Part of a data file.
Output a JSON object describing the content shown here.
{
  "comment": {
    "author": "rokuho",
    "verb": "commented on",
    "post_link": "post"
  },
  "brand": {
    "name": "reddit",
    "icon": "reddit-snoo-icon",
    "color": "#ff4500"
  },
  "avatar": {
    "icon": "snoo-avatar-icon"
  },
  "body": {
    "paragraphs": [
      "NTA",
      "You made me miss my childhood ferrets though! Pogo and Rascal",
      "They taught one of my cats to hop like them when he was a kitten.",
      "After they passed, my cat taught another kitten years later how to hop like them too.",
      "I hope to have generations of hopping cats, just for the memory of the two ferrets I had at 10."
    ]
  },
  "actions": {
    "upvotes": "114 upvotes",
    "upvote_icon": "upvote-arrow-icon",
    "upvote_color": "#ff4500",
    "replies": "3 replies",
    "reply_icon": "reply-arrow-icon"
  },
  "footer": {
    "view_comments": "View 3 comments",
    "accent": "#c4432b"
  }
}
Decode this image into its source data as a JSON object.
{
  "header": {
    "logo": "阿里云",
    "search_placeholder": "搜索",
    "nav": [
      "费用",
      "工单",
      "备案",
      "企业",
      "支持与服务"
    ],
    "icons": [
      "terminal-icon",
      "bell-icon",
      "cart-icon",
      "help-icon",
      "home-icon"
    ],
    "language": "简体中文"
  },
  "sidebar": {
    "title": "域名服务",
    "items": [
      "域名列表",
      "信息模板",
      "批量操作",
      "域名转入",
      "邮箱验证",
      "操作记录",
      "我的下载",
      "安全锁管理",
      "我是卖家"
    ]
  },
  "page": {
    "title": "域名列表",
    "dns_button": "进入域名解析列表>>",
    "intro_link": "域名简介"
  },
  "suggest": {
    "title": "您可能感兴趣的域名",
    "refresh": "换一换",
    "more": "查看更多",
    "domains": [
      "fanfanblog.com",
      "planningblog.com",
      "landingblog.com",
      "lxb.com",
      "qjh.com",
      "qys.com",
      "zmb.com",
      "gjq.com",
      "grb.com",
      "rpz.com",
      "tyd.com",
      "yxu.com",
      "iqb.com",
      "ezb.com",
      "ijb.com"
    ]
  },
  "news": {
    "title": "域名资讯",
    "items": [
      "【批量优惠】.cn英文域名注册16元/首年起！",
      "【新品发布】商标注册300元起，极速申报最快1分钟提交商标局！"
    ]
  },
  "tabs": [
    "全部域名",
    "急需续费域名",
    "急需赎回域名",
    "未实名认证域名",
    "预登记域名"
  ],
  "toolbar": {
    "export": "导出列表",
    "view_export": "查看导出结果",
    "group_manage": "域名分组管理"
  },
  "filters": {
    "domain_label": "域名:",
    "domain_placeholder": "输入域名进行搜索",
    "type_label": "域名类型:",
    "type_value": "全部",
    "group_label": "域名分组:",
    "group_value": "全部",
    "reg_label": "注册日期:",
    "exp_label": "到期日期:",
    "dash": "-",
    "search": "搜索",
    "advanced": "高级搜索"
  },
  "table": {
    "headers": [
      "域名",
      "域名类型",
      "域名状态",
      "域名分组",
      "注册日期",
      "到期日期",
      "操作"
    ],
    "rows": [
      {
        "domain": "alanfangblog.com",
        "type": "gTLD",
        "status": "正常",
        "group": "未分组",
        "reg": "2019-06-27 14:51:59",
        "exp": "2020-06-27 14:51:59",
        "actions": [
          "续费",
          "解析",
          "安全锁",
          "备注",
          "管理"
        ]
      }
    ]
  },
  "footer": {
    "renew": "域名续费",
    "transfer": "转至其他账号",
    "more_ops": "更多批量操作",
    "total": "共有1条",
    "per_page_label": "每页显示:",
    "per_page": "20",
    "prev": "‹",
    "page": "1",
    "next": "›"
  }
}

Exercise instructions. Find all lines where the word "JSON" appears. Copy them.

Exercise response.
Output a JSON object describing the content shown here.
Decode this image into its source data as a JSON object.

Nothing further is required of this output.